▸ **Task to carry out**
Copy the data precisely, keeping every character.

---------- Provided data

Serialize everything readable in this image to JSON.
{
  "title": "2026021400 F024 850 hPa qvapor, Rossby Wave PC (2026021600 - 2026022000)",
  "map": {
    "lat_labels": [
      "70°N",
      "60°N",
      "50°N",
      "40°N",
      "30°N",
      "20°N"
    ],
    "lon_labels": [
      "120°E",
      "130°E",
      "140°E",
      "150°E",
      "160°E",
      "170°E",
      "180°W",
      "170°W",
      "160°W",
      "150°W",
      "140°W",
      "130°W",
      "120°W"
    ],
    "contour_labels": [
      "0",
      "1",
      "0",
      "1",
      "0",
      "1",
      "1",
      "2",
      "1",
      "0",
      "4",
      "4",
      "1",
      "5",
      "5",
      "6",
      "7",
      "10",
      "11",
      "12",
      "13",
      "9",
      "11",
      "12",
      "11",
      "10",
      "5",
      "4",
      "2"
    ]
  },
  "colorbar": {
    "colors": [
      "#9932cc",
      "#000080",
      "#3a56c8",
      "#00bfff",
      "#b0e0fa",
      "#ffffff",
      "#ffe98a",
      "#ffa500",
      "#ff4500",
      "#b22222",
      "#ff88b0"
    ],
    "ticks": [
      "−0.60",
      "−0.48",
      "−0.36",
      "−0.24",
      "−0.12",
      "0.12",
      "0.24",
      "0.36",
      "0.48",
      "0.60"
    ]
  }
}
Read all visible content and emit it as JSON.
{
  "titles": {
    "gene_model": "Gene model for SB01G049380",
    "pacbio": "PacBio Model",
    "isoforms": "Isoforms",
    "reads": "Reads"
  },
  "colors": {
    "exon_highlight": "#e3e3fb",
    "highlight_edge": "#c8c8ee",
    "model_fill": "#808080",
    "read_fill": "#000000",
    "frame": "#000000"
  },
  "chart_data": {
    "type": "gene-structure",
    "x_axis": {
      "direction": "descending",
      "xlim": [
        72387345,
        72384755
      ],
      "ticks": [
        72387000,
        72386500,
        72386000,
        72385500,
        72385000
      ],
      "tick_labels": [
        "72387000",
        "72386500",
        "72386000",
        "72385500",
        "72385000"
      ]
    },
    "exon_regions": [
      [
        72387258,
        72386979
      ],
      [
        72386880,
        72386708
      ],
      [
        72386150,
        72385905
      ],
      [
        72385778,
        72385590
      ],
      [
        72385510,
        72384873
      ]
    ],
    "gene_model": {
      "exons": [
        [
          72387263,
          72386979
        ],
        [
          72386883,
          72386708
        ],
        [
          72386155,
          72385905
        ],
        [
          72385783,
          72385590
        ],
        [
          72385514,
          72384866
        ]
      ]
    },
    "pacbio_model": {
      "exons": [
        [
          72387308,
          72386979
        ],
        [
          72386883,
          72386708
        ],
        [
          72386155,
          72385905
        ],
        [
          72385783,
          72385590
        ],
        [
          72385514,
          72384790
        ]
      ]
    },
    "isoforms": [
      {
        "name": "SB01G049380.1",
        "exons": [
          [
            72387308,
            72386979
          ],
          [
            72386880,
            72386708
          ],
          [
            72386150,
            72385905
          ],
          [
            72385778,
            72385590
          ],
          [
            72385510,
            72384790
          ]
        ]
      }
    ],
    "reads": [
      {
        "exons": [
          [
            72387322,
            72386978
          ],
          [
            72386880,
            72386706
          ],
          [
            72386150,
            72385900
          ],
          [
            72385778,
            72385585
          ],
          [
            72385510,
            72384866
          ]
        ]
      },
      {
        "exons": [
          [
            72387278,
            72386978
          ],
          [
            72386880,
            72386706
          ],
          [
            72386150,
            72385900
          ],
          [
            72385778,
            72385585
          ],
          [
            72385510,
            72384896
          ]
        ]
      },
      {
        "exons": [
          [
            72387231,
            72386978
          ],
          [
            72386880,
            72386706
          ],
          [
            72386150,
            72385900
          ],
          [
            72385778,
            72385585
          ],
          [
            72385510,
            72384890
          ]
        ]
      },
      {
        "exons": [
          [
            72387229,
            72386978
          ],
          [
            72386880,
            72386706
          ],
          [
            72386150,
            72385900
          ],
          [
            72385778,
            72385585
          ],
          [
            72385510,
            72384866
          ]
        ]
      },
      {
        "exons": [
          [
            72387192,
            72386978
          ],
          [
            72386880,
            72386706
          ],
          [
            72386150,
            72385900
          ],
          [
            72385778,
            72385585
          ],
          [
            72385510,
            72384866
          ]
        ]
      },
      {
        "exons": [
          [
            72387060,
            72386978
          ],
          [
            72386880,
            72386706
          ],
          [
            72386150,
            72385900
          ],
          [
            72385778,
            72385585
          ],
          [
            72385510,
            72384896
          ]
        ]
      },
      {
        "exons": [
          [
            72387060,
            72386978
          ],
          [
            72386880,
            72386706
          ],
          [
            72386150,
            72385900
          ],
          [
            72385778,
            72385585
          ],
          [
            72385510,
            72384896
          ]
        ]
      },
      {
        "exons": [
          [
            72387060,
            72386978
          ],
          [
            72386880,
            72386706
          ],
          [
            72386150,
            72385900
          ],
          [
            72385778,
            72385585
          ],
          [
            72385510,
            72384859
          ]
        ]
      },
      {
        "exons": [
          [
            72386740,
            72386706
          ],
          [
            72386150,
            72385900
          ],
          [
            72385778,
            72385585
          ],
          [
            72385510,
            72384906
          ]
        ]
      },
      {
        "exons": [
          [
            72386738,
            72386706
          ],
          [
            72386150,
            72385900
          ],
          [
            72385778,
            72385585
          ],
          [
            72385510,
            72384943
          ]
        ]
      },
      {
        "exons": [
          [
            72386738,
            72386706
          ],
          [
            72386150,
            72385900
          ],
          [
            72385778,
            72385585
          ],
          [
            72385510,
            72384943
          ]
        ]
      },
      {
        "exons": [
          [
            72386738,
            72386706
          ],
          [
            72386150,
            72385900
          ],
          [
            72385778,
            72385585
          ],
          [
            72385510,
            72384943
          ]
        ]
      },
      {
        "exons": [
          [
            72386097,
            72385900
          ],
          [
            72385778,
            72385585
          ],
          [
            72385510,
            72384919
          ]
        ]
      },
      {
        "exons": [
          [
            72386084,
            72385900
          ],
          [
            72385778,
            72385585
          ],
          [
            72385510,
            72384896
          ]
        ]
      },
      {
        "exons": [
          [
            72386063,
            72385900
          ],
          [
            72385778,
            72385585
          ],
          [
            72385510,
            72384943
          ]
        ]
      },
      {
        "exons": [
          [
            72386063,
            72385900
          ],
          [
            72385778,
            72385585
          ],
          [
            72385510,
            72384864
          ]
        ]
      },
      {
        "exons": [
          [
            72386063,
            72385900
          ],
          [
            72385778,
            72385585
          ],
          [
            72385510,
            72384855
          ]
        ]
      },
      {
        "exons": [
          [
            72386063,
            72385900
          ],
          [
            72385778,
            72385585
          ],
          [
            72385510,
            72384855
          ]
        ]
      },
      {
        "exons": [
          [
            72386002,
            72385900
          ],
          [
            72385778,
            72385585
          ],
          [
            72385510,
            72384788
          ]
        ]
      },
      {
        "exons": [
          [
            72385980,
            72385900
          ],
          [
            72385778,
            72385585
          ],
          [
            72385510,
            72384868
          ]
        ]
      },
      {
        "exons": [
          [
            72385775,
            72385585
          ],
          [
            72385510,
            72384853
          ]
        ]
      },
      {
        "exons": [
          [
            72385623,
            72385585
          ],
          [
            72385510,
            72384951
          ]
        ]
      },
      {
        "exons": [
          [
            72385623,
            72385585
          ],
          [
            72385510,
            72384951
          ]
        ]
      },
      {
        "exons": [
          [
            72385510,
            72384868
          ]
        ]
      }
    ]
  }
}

--------------------

▸ **Answer to the problem**
Serialize everything readable in this image to JSON.
{
  "title": "2026021400 F024 850 hPa qvapor, Rossby Wave PC (2026021600 - 2026022000)",
  "map": {
    "lat_labels": [
      "70°N",
      "60°N",
      "50°N",
      "40°N",
      "30°N",
      "20°N"
    ],
    "lon_labels": [
      "120°E",
      "130°E",
      "140°E",
      "150°E",
      "160°E",
      "170°E",
      "180°W",
      "170°W",
      "160°W",
      "150°W",
      "140°W",
      "130°W",
      "120°W"
    ],
    "contour_labels": [
      "0",
      "1",
      "0",
      "1",
      "0",
      "1",
      "1",
      "2",
      "1",
      "0",
      "4",
      "4",
      "1",
      "5",
      "5",
      "6",
      "7",
      "10",
      "11",
      "12",
      "13",
      "9",
      "11",
      "12",
      "11",
      "10",
      "5",
      "4",
      "2"
    ]
  },
  "colorbar": {
    "colors": [
      "#9932cc",
      "#000080",
      "#3a56c8",
      "#00bfff",
      "#b0e0fa",
      "#ffffff",
      "#ffe98a",
      "#ffa500",
      "#ff4500",
      "#b22222",
      "#ff88b0"
    ],
    "ticks": [
      "−0.60",
      "−0.48",
      "−0.36",
      "−0.24",
      "−0.12",
      "0.12",
      "0.24",
      "0.36",
      "0.48",
      "0.60"
    ]
  }
}
Read all visible content and emit it as JSON.
{
  "titles": {
    "gene_model": "Gene model for SB01G049380",
    "pacbio": "PacBio Model",
    "isoforms": "Isoforms",
    "reads": "Reads"
  },
  "colors": {
    "exon_highlight": "#e3e3fb",
    "highlight_edge": "#c8c8ee",
    "model_fill": "#808080",
    "read_fill": "#000000",
    "frame": "#000000"
  },
  "chart_data": {
    "type": "gene-structure",
    "x_axis": {
      "direction": "descending",
      "xlim": [
        72387345,
        72384755
      ],
      "ticks": [
        72387000,
        72386500,
        72386000,
        72385500,
        72385000
      ],
      "tick_labels": [
        "72387000",
        "72386500",
        "72386000",
        "72385500",
        "72385000"
      ]
    },
    "exon_regions": [
      [
        72387258,
        72386979
      ],
      [
        72386880,
        72386708
      ],
      [
        72386150,
        72385905
      ],
      [
        72385778,
        72385590
      ],
      [
        72385510,
        72384873
      ]
    ],
    "gene_model": {
      "exons": [
        [
          72387263,
          72386979
        ],
        [
          72386883,
          72386708
        ],
        [
          72386155,
          72385905
        ],
        [
          72385783,
          72385590
        ],
        [
          72385514,
          72384866
        ]
      ]
    },
    "pacbio_model": {
      "exons": [
        [
          72387308,
          72386979
        ],
        [
          72386883,
          72386708
        ],
        [
          72386155,
          72385905
        ],
        [
          72385783,
          72385590
        ],
        [
          72385514,
          72384790
        ]
      ]
    },
    "isoforms": [
      {
        "name": "SB01G049380.1",
        "exons": [
          [
            72387308,
            72386979
          ],
          [
            72386880,
            72386708
          ],
          [
            72386150,
            72385905
          ],
          [
            72385778,
            72385590
          ],
          [
            72385510,
            72384790
          ]
        ]
      }
    ],
    "reads": [
      {
        "exons": [
          [
            72387322,
            72386978
          ],
          [
            72386880,
            72386706
          ],
          [
            72386150,
            72385900
          ],
          [
            72385778,
            72385585
          ],
          [
            72385510,
            72384866
          ]
        ]
      },
      {
        "exons": [
          [
            72387278,
            72386978
          ],
          [
            72386880,
            72386706
          ],
          [
            72386150,
            72385900
          ],
          [
            72385778,
            72385585
          ],
          [
            72385510,
            72384896
          ]
        ]
      },
      {
        "exons": [
          [
            72387231,
            72386978
          ],
          [
            72386880,
            72386706
          ],
          [
            72386150,
            72385900
          ],
          [
            72385778,
            72385585
          ],
          [
            72385510,
            72384890
          ]
        ]
      },
      {
        "exons": [
          [
            72387229,
            72386978
          ],
          [
            72386880,
            72386706
          ],
          [
            72386150,
            72385900
          ],
          [
            72385778,
            72385585
          ],
          [
            72385510,
            72384866
          ]
        ]
      },
      {
        "exons": [
          [
            72387192,
            72386978
          ],
          [
            72386880,
            72386706
          ],
          [
            72386150,
            72385900
          ],
          [
            72385778,
            72385585
          ],
          [
            72385510,
            72384866
          ]
        ]
      },
      {
        "exons": [
          [
            72387060,
            72386978
          ],
          [
            72386880,
            72386706
          ],
          [
            72386150,
            72385900
          ],
          [
            72385778,
            72385585
          ],
          [
            72385510,
            72384896
          ]
        ]
      },
      {
        "exons": [
          [
            72387060,
            72386978
          ],
          [
            72386880,
            72386706
          ],
          [
            72386150,
            72385900
          ],
          [
            72385778,
            72385585
          ],
          [
            72385510,
            72384896
          ]
        ]
      },
      {
        "exons": [
          [
            72387060,
            72386978
          ],
          [
            72386880,
            72386706
          ],
          [
            72386150,
            72385900
          ],
          [
            72385778,
            72385585
          ],
          [
            72385510,
            72384859
          ]
        ]
      },
      {
        "exons": [
          [
            72386740,
            72386706
          ],
          [
            72386150,
            72385900
          ],
          [
            72385778,
            72385585
          ],
          [
            72385510,
            72384906
          ]
        ]
      },
      {
        "exons": [
          [
            72386738,
            72386706
          ],
          [
            72386150,
            72385900
          ],
          [
            72385778,
            72385585
          ],
          [
            72385510,
            72384943
          ]
        ]
      },
      {
        "exons": [
          [
            72386738,
            72386706
          ],
          [
            72386150,
            72385900
          ],
          [
            72385778,
            72385585
          ],
          [
            72385510,
            72384943
          ]
        ]
      },
      {
        "exons": [
          [
            72386738,
            72386706
          ],
          [
            72386150,
            72385900
          ],
          [
            72385778,
            72385585
          ],
          [
            72385510,
            72384943
          ]
        ]
      },
      {
        "exons": [
          [
            72386097,
            72385900
          ],
          [
            72385778,
            72385585
          ],
          [
            72385510,
            72384919
          ]
        ]
      },
      {
        "exons": [
          [
            72386084,
            72385900
          ],
          [
            72385778,
            72385585
          ],
          [
            72385510,
            72384896
          ]
        ]
      },
      {
        "exons": [
          [
            72386063,
            72385900
          ],
          [
            72385778,
            72385585
          ],
          [
            72385510,
            72384943
          ]
        ]
      },
      {
        "exons": [
          [
            72386063,
            72385900
          ],
          [
            72385778,
            72385585
          ],
          [
            72385510,
            72384864
          ]
        ]
      },
      {
        "exons": [
          [
            72386063,
            72385900
          ],
          [
            72385778,
            72385585
          ],
          [
            72385510,
            72384855
          ]
        ]
      },
      {
        "exons": [
          [
            72386063,
            72385900
          ],
          [
            72385778,
            72385585
          ],
          [
            72385510,
            72384855
          ]
        ]
      },
      {
        "exons": [
          [
            72386002,
            72385900
          ],
          [
            72385778,
            72385585
          ],
          [
            72385510,
            72384788
          ]
        ]
      },
      {
        "exons": [
          [
            72385980,
            72385900
          ],
          [
            72385778,
            72385585
          ],
          [
            72385510,
            72384868
          ]
        ]
      },
      {
        "exons": [
          [
            72385775,
            72385585
          ],
          [
            72385510,
            72384853
          ]
        ]
      },
      {
        "exons": [
          [
            72385623,
            72385585
          ],
          [
            72385510,
            72384951
          ]
        ]
      },
      {
        "exons": [
          [
            72385623,
            72385585
          ],
          [
            72385510,
            72384951
          ]
        ]
      },
      {
        "exons": [
          [
            72385510,
            72384868
          ]
        ]
      }
    ]
  }
}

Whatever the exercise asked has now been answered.